Sverdlovsk Anthrax Leak

In all, 96 people were hospitalized for anthrax during the Sverdlovsk outbreak of 1979, including cutaneous cases.

Of these 96 hospitalized people, 6 were admitted to hospitals in Sverdlovsk on April 4, 1979. The peak of the epidemic occurred on April 10, 1979 when 10 patients were admitted. A graph prepared by the Soviets in 1988 includes both fatalities and survivors (see below). Of the 96 hospitalized patients, 64 died (a case fatality rate of 67%), according to Soviet records, thereby “tripling the USSR’s yearly average morbidity from anthrax and pushed its death rate off the chart.”

The first reports emerged in October 1979 by way of a Russian-language newspaper in Frankfurt, West Germany that was close to the Soviet emigre community, which ran a brief report lacking any details about a major germ accident leading to deaths estimated in the thousands taking place in Russia. New details emerged in this same paper in early 1980, with reports of an explosion in April 1979 at a secret military installation near Sverdlovsk that released a large amount of anthrax spores into the air, again with a thousand people estimated dead from the disease. There were also reports that the area had been placed under Soviet military control with extensive decontamination efforts implemented. The story gained world attention as major British and West German news papers ran stories on the catastrophe. As these reports emerged, U.S. intelligence began to look more carefully at satellite imagery and signals intercepts from the spring of 1979 and found possibly corroborative signs of a serious accident such as roadblocks and decontamination trucks around Compound 19, a military installation in Sverdlovsk, as well as a visit by Soviet Defense Minister Ustinov to the city. The anthrax explanation also seemed plausible, given the past history of U.S. and Soviet efforts to develop the deadly microbe into a biological weapon.

The Sverdlovsk anthrax leak is an incident when spores of anthrax were accidentally released from a military facility in the city of Sverdlovsk (formerly, and now again, Yekaterinburg) 1450 km east of Moscow on April 2, 1979. This accident is sometimes called "biological Chernobyl". The ensuing outbreak of the disease resulted in approximately 100 deaths, although the exact number of victims remains unknown. The cause of the outbreak had for years been denied by the Soviet Union, which blamed the deaths on intestinal exposure due to the consumption of tainted meat from the area, and subcutaneous exposure due to butchers handling the tainted meat. All medical records of the victims had been removed in order to avoid revelations of serious violations of the Biological Weapons Convention.

▸ EXERCISES
[1] Say whether each statement agrees with the text on the Sverdlovsk anthrax leak, answering yes or no and quoting the deciding words: (a) Soviet records show that 64 of the 96 hospitalized patients died. (b) The epidemic peaked on April 4, 1979. (c) The first reports appeared in a newspaper published in Moscow.
[2] Rewrite everything from "The Sverdlovsk anthrax" down to "Biological Weapons Convention." in the text on the Sverdlovsk anthrax leak, putting "contaminated meat" in place of "tainted meat".

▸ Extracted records
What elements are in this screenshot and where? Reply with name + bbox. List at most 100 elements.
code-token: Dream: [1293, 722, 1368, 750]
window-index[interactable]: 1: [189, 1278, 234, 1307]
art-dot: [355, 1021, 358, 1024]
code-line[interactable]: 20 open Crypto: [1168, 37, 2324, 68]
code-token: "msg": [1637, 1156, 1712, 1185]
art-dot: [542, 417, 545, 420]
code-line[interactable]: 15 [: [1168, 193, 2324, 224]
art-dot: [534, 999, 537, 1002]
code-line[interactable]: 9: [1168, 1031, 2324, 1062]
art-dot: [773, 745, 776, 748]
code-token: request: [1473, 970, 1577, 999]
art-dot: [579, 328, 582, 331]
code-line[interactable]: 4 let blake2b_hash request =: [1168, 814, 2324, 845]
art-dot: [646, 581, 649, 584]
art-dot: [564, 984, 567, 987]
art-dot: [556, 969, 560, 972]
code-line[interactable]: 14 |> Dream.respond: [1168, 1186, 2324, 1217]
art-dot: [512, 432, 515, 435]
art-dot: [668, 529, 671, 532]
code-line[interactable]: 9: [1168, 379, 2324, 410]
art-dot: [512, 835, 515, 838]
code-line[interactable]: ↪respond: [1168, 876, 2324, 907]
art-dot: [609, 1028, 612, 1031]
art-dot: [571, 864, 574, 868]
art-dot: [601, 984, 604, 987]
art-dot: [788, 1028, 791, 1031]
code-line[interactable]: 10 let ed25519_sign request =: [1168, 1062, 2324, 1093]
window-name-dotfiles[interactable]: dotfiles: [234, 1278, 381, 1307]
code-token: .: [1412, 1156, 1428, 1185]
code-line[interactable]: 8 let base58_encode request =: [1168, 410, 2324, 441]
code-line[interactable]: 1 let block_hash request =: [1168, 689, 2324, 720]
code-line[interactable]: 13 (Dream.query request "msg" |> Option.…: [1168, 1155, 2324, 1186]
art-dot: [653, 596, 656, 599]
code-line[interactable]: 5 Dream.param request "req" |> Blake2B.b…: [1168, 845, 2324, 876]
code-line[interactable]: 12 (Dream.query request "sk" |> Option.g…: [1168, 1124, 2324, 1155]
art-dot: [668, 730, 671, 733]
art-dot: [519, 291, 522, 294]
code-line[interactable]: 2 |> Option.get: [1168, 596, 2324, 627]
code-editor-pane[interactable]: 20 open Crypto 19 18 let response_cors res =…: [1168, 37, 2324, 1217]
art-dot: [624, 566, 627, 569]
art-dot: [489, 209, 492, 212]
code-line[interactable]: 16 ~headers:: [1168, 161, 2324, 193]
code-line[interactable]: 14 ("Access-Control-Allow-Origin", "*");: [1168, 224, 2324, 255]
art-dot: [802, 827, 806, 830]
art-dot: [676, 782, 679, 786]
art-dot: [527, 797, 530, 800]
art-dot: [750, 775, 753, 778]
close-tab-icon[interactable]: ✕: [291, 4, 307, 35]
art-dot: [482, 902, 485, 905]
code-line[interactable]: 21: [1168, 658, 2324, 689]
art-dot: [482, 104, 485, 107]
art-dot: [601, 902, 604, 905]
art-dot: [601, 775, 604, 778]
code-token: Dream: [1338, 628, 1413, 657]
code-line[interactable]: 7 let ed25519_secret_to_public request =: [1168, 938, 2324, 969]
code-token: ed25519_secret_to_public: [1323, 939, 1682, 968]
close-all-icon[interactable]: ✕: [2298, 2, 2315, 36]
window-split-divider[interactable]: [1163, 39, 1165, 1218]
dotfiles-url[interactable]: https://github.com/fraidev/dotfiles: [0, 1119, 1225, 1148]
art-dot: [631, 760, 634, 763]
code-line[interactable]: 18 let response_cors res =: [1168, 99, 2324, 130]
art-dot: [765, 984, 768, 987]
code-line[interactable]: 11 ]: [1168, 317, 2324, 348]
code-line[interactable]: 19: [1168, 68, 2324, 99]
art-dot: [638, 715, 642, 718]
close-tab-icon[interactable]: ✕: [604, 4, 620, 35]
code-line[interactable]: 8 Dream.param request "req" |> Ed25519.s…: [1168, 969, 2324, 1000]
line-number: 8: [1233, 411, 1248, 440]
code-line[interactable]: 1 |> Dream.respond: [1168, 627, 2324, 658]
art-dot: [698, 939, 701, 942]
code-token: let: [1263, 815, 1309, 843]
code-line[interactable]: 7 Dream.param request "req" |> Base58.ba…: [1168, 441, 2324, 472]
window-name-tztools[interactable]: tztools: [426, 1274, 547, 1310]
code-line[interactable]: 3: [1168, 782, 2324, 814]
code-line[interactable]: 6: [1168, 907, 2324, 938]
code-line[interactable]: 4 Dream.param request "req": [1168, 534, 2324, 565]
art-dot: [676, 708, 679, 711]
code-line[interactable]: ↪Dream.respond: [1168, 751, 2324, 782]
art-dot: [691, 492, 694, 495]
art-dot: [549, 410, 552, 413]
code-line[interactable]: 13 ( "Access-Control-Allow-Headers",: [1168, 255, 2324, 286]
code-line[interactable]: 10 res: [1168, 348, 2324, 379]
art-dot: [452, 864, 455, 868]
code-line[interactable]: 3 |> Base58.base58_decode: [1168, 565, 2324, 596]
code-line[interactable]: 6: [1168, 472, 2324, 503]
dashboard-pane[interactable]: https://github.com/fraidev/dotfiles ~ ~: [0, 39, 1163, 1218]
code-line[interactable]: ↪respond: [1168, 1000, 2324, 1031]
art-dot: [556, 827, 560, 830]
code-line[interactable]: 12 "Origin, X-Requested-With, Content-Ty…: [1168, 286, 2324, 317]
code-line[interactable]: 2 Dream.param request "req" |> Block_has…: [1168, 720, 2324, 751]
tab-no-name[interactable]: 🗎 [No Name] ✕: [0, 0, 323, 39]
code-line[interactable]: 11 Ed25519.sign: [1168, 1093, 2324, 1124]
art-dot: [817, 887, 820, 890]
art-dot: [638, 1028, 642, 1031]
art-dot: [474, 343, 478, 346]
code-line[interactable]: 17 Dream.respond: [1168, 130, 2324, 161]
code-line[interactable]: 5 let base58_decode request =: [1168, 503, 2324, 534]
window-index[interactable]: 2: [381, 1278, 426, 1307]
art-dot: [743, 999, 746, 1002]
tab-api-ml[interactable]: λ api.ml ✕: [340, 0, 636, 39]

▸ RESULTS FOR EACH TASK
[1]
(a) Yes: "Of the 96 hospitalized patients, 64 died (a case fatality rate of 67%), according to Soviet records"
(b) No: "The peak of the epidemic occurred on April 10, 1979 when 10 patients were admitted."
(c) No: "The first reports emerged in October 1979 by way of a Russian-language newspaper in Frankfurt, West Germany"

[2]
The Sverdlovsk anthrax leak is an incident when spores of anthrax were accidentally released from a military facility in the city of Sverdlovsk (formerly, and now again, Yekaterinburg) 1450 km east of Moscow on April 2, 1979. This accident is sometimes called "biological Chernobyl". The ensuing outbreak of the disease resulted in approximately 100 deaths, although the exact number of victims remains unknown. The cause of the outbreak had for years been denied by the Soviet Union, which blamed the deaths on intestinal exposure due to the consumption of contaminated meat from the area, and subcutaneous exposure due to butchers handling the contaminated meat. All medical records of the victims had been removed in order to avoid revelations of serious violations of the Biological Weapons Convention.